▸ SOURCE TEXT
May 1: Griffin takes the gang into another room to work on their scenes. When they return, Griffin says, “Let’s play the characters that we talked about back in the other room.” The difference in their characterizations is dramatic. The boys–particularly Dino and Ted, who are less developed in the script than Artie or Ray–are becoming real people. Griffin has asked the actors to think about their characters’ needs, and he’s asked the entire cast to write biographies for their characters to help shape their performances. The rehearsal has more intensity now, with Griffin onstage and in the actors’ faces more than in previous rehearsals when he tended to stay seated in the house.

May 6: The cast rehearses a new staging of “One Wonderful Day.” Griffin tells them the previous staging seemed to be fighting the character-driven tone they’re seeking for the piece. He says, “It’s hard to
choreograph a Sondheim show because the lyrics don’t support it. Your characters don’t dance. We need to find another way to express their joy.” The cast is getting a little frustrated at having to learn one
routine and then abandon it to learn another. Griffin reassures them: “Please understand you’re doing fine. We’re just trying to figure out what to do with this little plot and all this material.”

May 7: There’s still another new blocking of “Wonderful Day”–even less like musical comedy and more naturalistic than yesterday’s. Later, stage manager Katie Klemme announces, “O.K., places for the top of the show.” Afterward, Griffin says to the cast, “This is a much more complex show than it appears on the surface,” and that they must remember to play out their characters’ subtexts in their reactions and physical movements. He also complains that the performers aren’t remembering all of the direction they’ve been given, saying, “It’s frustrating to be giving the same notes. You have to remember this is a new piece and we’re trying to make it work. That sort of preparation is more important than usual.”

May 8: Crewdson and Pegasus’ Managing Director John Economos are reviewing the next day’s Sunday Chicago Tribune, in which the chief drama critic previews the show. Proofs of the show’s poster have just come in, but a FedEx shipment of orchestrations from Jonathan Tunick is delayed two days when the delivery person can’t find the theater. Tunick himself arrives on schedule that evening for a week-long stay.

May 9: Assistant musical director Amy Abler tells me that music changes have been coming in daily. Sometimes the changes are initiated by Griffin to cover action he’s blocked, sometimes requested by Robin to cover dance steps, and sometimes by Murray, Sondheim or Sean Patrick Flahaven, who’s writing all new dance, incidental, and vocal arrangements in New York. There’s an eerily quiet atmosphere for the tech rehearsal that evening. The intimacy of cast, stage and musical director has been replaced by a larger group at the rehearsal, which now includes set designer, costume designer, stage and lighting crew. Everyone’s speaking in hushed tones. The stakes have begun to feel much higher.

▸ TASK REQUIREMENTS
According to the rehearsal diary, why was the FedEx shipment of orchestrations from Jonathan Tunick delayed two days? The records come from a separate source and are unrelated to the rehearsal diary.

▸ RECORD LIST
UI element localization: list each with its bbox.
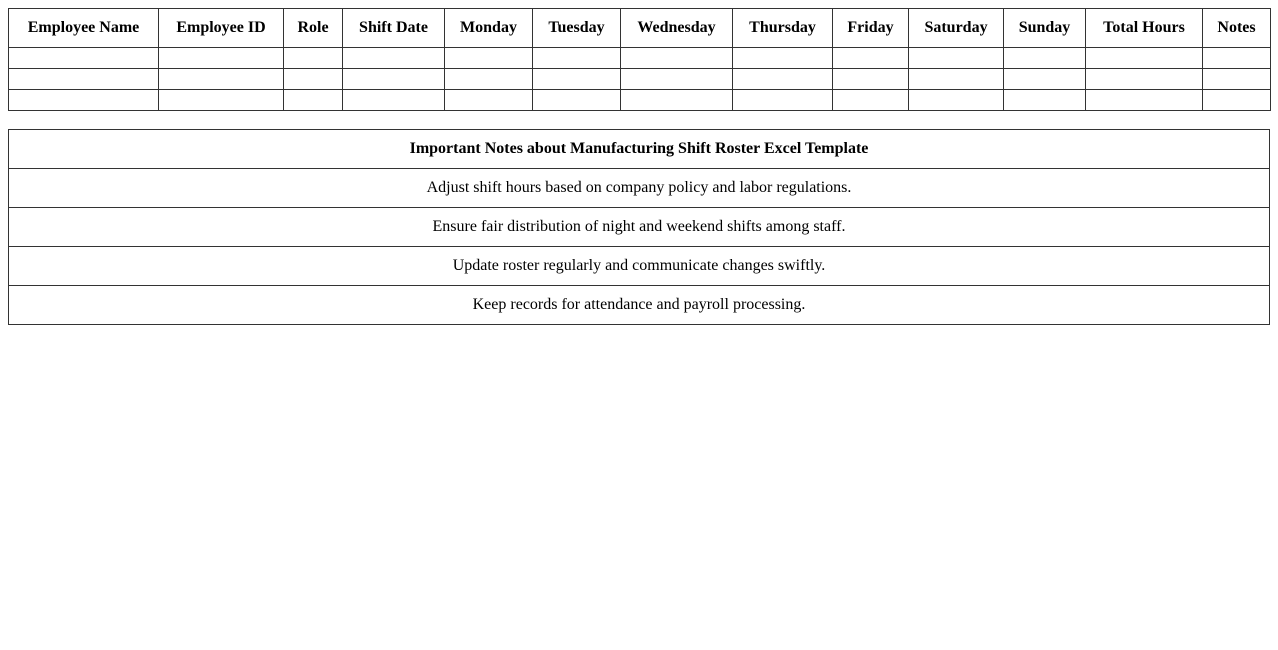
* * *
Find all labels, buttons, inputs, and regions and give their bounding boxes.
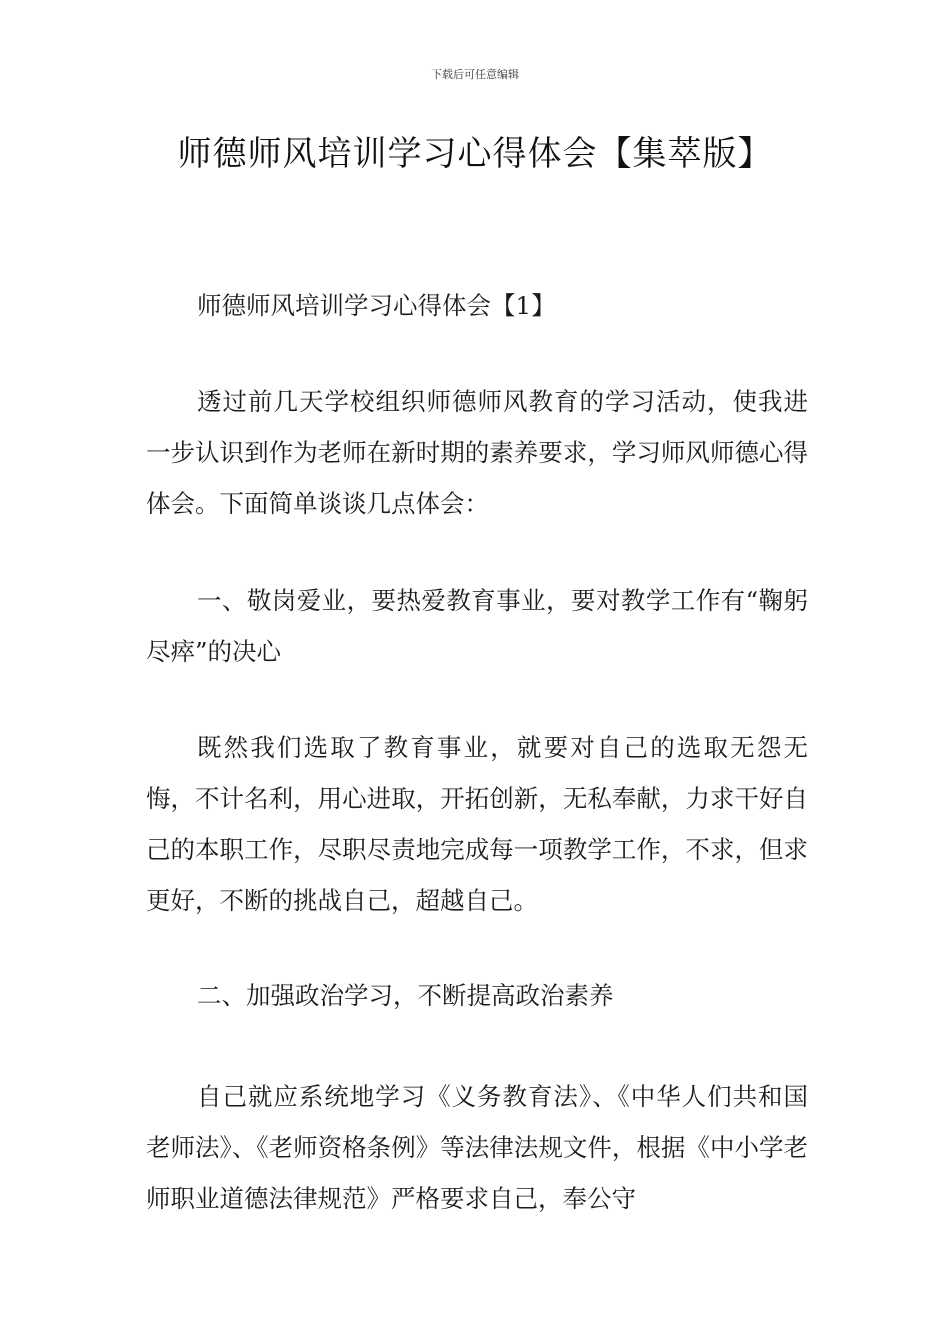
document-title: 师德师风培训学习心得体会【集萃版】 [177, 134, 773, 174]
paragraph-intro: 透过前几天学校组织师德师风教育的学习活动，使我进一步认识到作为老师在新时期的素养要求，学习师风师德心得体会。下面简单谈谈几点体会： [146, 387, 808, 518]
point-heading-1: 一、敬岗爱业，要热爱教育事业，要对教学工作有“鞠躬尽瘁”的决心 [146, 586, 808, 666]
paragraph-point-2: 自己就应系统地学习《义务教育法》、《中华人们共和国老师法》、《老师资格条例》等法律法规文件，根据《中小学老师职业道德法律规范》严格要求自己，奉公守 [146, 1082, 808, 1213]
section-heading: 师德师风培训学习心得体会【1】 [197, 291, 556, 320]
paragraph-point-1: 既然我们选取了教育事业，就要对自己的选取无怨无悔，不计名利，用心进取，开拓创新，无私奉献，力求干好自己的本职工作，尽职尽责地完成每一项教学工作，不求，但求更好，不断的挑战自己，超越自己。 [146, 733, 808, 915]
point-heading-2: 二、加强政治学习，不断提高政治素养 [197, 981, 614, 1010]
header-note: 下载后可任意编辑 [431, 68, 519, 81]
...
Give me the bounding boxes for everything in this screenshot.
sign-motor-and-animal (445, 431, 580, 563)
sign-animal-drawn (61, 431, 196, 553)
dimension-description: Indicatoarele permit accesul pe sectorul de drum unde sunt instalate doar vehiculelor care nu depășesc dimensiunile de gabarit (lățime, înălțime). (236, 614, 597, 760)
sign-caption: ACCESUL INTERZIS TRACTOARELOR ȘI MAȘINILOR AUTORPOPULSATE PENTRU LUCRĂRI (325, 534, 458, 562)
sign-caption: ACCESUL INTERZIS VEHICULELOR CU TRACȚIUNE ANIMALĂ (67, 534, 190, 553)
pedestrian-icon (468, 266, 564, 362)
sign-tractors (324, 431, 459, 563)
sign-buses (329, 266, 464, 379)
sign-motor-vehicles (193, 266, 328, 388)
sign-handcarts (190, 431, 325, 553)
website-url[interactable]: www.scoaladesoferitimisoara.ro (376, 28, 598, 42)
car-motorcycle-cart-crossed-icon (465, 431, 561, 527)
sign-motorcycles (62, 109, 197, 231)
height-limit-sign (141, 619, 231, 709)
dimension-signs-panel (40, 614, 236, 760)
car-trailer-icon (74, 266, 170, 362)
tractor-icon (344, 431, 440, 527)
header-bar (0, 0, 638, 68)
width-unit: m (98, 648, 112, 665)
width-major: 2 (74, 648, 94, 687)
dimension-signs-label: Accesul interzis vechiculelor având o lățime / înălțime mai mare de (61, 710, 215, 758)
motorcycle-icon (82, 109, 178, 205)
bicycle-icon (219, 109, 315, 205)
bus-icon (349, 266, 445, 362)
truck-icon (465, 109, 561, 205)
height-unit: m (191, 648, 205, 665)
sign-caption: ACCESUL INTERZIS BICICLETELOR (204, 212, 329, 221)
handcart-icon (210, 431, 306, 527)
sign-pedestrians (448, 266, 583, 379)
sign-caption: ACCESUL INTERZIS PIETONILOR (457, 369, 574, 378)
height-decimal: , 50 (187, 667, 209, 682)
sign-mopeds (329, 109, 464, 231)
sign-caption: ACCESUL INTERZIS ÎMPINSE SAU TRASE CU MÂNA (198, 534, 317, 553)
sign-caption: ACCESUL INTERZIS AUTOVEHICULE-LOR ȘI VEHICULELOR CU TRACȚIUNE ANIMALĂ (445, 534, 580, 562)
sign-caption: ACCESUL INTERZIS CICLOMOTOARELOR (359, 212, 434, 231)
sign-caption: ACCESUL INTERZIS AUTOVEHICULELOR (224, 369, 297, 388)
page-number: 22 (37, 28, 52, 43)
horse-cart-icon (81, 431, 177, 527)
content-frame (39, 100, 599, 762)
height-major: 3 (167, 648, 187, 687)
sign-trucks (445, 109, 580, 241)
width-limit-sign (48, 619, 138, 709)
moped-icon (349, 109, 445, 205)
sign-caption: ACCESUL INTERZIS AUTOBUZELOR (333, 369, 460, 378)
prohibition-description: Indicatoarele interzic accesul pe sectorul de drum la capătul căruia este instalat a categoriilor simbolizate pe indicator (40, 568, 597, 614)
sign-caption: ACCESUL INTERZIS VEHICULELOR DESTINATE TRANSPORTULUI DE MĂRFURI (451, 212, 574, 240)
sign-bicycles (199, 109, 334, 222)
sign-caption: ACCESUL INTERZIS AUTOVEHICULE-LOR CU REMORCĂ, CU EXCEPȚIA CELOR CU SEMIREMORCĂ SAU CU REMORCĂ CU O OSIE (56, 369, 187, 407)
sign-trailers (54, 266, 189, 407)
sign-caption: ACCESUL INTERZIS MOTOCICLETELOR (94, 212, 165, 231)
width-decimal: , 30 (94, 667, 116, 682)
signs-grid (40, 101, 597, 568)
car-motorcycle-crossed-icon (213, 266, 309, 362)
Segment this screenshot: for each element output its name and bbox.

▸ RESULT OF THIS TASK
The delivery person couldn't find the theater.